* [Your instructions]: Transcribe the entries that follow, word for word.

* [Items from a dataset]:
Start
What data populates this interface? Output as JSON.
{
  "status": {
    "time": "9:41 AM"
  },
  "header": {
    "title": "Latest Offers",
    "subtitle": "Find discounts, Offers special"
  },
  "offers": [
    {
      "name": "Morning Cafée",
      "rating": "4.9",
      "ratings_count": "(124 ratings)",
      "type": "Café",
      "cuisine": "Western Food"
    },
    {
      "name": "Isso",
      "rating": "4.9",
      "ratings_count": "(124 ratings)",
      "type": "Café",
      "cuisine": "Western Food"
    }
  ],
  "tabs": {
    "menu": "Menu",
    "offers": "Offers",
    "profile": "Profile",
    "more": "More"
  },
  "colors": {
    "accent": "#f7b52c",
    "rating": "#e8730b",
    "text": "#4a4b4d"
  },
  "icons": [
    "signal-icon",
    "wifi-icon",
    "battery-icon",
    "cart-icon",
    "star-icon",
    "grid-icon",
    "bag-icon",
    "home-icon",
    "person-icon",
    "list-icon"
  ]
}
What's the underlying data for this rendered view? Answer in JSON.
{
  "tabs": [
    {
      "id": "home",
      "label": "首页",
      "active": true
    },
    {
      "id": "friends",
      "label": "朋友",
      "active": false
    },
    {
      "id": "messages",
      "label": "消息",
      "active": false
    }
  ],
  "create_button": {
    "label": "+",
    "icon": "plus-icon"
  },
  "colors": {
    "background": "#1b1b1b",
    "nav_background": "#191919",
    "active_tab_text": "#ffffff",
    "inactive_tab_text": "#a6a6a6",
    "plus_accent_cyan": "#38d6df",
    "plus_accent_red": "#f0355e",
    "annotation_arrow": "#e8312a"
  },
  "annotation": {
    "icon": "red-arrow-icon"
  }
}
End
* [Written response]:
What data populates this interface? Output as JSON.
{
  "status": {
    "time": "9:41 AM"
  },
  "header": {
    "title": "Latest Offers",
    "subtitle": "Find discounts, Offers special"
  },
  "offers": [
    {
      "name": "Morning Cafée",
      "rating": "4.9",
      "ratings_count": "(124 ratings)",
      "type": "Café",
      "cuisine": "Western Food"
    },
    {
      "name": "Isso",
      "rating": "4.9",
      "ratings_count": "(124 ratings)",
      "type": "Café",
      "cuisine": "Western Food"
    }
  ],
  "tabs": {
    "menu": "Menu",
    "offers": "Offers",
    "profile": "Profile",
    "more": "More"
  },
  "colors": {
    "accent": "#f7b52c",
    "rating": "#e8730b",
    "text": "#4a4b4d"
  },
  "icons": [
    "signal-icon",
    "wifi-icon",
    "battery-icon",
    "cart-icon",
    "star-icon",
    "grid-icon",
    "bag-icon",
    "home-icon",
    "person-icon",
    "list-icon"
  ]
}
What's the underlying data for this rendered view? Answer in JSON.
{
  "tabs": [
    {
      "id": "home",
      "label": "首页",
      "active": true
    },
    {
      "id": "friends",
      "label": "朋友",
      "active": false
    },
    {
      "id": "messages",
      "label": "消息",
      "active": false
    }
  ],
  "create_button": {
    "label": "+",
    "icon": "plus-icon"
  },
  "colors": {
    "background": "#1b1b1b",
    "nav_background": "#191919",
    "active_tab_text": "#ffffff",
    "inactive_tab_text": "#a6a6a6",
    "plus_accent_cyan": "#38d6df",
    "plus_accent_red": "#f0355e",
    "annotation_arrow": "#e8312a"
  },
  "annotation": {
    "icon": "red-arrow-icon"
  }
}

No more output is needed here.